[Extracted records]
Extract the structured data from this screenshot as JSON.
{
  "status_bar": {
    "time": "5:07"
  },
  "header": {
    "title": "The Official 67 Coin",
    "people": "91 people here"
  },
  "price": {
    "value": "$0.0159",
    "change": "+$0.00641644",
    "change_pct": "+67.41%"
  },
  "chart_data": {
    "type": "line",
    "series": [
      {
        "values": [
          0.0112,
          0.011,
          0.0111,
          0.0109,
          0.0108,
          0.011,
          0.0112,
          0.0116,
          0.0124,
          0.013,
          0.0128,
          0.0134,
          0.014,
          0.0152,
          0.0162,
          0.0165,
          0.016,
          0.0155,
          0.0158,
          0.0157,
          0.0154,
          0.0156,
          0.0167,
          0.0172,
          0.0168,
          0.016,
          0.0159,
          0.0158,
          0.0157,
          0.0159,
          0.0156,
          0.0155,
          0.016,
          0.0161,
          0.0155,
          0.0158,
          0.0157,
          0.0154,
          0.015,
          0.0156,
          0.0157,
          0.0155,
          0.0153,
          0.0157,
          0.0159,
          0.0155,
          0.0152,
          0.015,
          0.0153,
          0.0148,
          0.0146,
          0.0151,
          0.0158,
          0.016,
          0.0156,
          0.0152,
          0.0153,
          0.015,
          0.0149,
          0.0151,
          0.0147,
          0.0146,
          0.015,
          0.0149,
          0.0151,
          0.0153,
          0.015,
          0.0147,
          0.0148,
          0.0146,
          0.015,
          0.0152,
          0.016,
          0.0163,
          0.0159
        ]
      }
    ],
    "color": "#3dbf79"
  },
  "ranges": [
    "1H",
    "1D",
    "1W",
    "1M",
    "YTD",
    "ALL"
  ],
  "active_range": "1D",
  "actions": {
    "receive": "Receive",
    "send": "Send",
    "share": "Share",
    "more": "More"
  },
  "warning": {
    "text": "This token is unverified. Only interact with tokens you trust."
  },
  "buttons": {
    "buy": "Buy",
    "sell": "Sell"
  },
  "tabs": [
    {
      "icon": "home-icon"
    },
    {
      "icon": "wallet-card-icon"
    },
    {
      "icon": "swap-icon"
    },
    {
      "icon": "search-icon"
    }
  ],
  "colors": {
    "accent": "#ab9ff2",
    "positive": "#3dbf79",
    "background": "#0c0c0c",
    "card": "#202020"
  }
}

## The exercise
Copy out the whole listing exactly.

## Result for this exercise
Extract the structured data from this screenshot as JSON.
{
  "status_bar": {
    "time": "5:07"
  },
  "header": {
    "title": "The Official 67 Coin",
    "people": "91 people here"
  },
  "price": {
    "value": "$0.0159",
    "change": "+$0.00641644",
    "change_pct": "+67.41%"
  },
  "chart_data": {
    "type": "line",
    "series": [
      {
        "values": [
          0.0112,
          0.011,
          0.0111,
          0.0109,
          0.0108,
          0.011,
          0.0112,
          0.0116,
          0.0124,
          0.013,
          0.0128,
          0.0134,
          0.014,
          0.0152,
          0.0162,
          0.0165,
          0.016,
          0.0155,
          0.0158,
          0.0157,
          0.0154,
          0.0156,
          0.0167,
          0.0172,
          0.0168,
          0.016,
          0.0159,
          0.0158,
          0.0157,
          0.0159,
          0.0156,
          0.0155,
          0.016,
          0.0161,
          0.0155,
          0.0158,
          0.0157,
          0.0154,
          0.015,
          0.0156,
          0.0157,
          0.0155,
          0.0153,
          0.0157,
          0.0159,
          0.0155,
          0.0152,
          0.015,
          0.0153,
          0.0148,
          0.0146,
          0.0151,
          0.0158,
          0.016,
          0.0156,
          0.0152,
          0.0153,
          0.015,
          0.0149,
          0.0151,
          0.0147,
          0.0146,
          0.015,
          0.0149,
          0.0151,
          0.0153,
          0.015,
          0.0147,
          0.0148,
          0.0146,
          0.015,
          0.0152,
          0.016,
          0.0163,
          0.0159
        ]
      }
    ],
    "color": "#3dbf79"
  },
  "ranges": [
    "1H",
    "1D",
    "1W",
    "1M",
    "YTD",
    "ALL"
  ],
  "active_range": "1D",
  "actions": {
    "receive": "Receive",
    "send": "Send",
    "share": "Share",
    "more": "More"
  },
  "warning": {
    "text": "This token is unverified. Only interact with tokens you trust."
  },
  "buttons": {
    "buy": "Buy",
    "sell": "Sell"
  },
  "tabs": [
    {
      "icon": "home-icon"
    },
    {
      "icon": "wallet-card-icon"
    },
    {
      "icon": "swap-icon"
    },
    {
      "icon": "search-icon"
    }
  ],
  "colors": {
    "accent": "#ab9ff2",
    "positive": "#3dbf79",
    "background": "#0c0c0c",
    "card": "#202020"
  }
}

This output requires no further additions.